Instructions to follow:
Copy the following records verbatim, starting with the first line and stopping after the line that contains "kubernetes-logo-icon [8, 60, 44, 81]".

-- Start of Raw data --

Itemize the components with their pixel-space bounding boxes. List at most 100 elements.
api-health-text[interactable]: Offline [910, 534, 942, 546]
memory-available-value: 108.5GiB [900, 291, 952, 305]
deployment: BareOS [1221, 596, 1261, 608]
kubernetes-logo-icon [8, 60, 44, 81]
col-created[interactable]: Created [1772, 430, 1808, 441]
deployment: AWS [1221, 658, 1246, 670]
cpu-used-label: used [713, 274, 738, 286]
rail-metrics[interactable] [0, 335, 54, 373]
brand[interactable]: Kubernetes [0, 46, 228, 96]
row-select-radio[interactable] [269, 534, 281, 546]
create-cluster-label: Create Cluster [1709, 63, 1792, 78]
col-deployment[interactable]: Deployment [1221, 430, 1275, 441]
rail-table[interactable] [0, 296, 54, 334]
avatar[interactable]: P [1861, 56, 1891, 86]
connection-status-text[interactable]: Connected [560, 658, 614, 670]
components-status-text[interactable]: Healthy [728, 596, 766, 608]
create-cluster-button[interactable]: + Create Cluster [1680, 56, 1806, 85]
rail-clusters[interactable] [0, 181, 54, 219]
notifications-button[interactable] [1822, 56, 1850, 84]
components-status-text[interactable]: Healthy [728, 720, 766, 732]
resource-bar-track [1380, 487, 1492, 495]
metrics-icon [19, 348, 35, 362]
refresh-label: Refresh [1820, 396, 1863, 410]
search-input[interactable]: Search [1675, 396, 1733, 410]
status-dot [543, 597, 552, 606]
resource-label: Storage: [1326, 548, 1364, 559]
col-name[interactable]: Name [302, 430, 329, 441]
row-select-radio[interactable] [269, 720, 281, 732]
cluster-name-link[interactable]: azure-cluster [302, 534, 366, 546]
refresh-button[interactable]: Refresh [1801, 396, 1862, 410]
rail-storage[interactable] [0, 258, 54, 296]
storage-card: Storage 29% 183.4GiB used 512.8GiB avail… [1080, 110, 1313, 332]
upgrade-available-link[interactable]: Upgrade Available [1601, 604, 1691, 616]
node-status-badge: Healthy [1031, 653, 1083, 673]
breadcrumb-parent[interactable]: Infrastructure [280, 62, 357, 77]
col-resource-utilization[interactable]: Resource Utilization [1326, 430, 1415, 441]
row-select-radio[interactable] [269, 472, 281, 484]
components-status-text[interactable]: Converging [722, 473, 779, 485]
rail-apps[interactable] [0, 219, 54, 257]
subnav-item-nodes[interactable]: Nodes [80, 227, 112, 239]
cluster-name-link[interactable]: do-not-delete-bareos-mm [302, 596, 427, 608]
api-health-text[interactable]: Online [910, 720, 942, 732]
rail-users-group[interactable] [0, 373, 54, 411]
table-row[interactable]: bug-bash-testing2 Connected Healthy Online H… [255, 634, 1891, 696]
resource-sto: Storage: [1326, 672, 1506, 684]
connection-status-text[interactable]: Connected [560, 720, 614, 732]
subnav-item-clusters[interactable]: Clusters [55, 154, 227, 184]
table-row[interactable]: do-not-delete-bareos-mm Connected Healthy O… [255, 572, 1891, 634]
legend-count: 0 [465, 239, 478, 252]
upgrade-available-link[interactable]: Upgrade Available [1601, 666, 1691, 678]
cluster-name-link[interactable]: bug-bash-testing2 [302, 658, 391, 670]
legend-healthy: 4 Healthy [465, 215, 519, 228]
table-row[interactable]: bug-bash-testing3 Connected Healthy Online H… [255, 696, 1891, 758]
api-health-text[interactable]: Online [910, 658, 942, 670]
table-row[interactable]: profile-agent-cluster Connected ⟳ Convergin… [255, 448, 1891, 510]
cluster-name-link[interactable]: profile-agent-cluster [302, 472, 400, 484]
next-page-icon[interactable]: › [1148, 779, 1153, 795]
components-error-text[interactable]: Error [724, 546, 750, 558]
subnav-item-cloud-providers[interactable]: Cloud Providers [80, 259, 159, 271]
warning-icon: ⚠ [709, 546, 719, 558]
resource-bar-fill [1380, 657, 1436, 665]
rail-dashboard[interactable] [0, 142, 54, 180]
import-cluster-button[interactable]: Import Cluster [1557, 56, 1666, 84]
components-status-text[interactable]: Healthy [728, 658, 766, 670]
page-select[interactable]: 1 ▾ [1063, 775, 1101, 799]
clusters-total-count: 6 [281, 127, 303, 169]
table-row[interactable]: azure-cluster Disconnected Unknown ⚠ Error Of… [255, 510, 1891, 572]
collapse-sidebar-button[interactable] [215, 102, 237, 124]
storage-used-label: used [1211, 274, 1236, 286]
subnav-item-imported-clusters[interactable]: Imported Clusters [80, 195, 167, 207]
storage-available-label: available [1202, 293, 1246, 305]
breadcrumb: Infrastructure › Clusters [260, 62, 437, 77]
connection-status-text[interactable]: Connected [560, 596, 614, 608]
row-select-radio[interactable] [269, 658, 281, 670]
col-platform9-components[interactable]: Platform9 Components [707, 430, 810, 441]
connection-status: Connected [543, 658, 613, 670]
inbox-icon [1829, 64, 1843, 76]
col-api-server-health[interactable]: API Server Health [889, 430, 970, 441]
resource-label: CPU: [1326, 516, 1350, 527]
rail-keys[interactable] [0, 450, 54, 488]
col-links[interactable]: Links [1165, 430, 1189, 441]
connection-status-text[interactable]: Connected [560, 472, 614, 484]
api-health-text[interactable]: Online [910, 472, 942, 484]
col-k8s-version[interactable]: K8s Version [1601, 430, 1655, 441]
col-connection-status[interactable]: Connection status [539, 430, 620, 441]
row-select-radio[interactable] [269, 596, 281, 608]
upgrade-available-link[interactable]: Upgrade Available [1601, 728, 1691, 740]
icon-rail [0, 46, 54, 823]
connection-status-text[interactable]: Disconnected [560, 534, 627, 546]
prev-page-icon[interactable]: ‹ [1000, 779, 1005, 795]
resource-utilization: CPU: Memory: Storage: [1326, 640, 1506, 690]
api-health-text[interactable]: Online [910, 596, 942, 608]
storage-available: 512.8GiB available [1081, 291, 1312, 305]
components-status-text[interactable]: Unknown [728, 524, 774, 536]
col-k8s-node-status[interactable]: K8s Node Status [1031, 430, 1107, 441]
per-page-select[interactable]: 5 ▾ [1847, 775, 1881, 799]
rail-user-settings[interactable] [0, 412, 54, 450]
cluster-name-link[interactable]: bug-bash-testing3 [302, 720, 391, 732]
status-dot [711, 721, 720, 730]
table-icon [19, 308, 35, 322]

-- End of Raw data --

Solved problem:
Itemize the components with their pixel-space bounding boxes. List at most 100 elements.
api-health-text[interactable]: Offline [910, 534, 942, 546]
memory-available-value: 108.5GiB [900, 291, 952, 305]
deployment: BareOS [1221, 596, 1261, 608]
kubernetes-logo-icon [8, 60, 44, 81]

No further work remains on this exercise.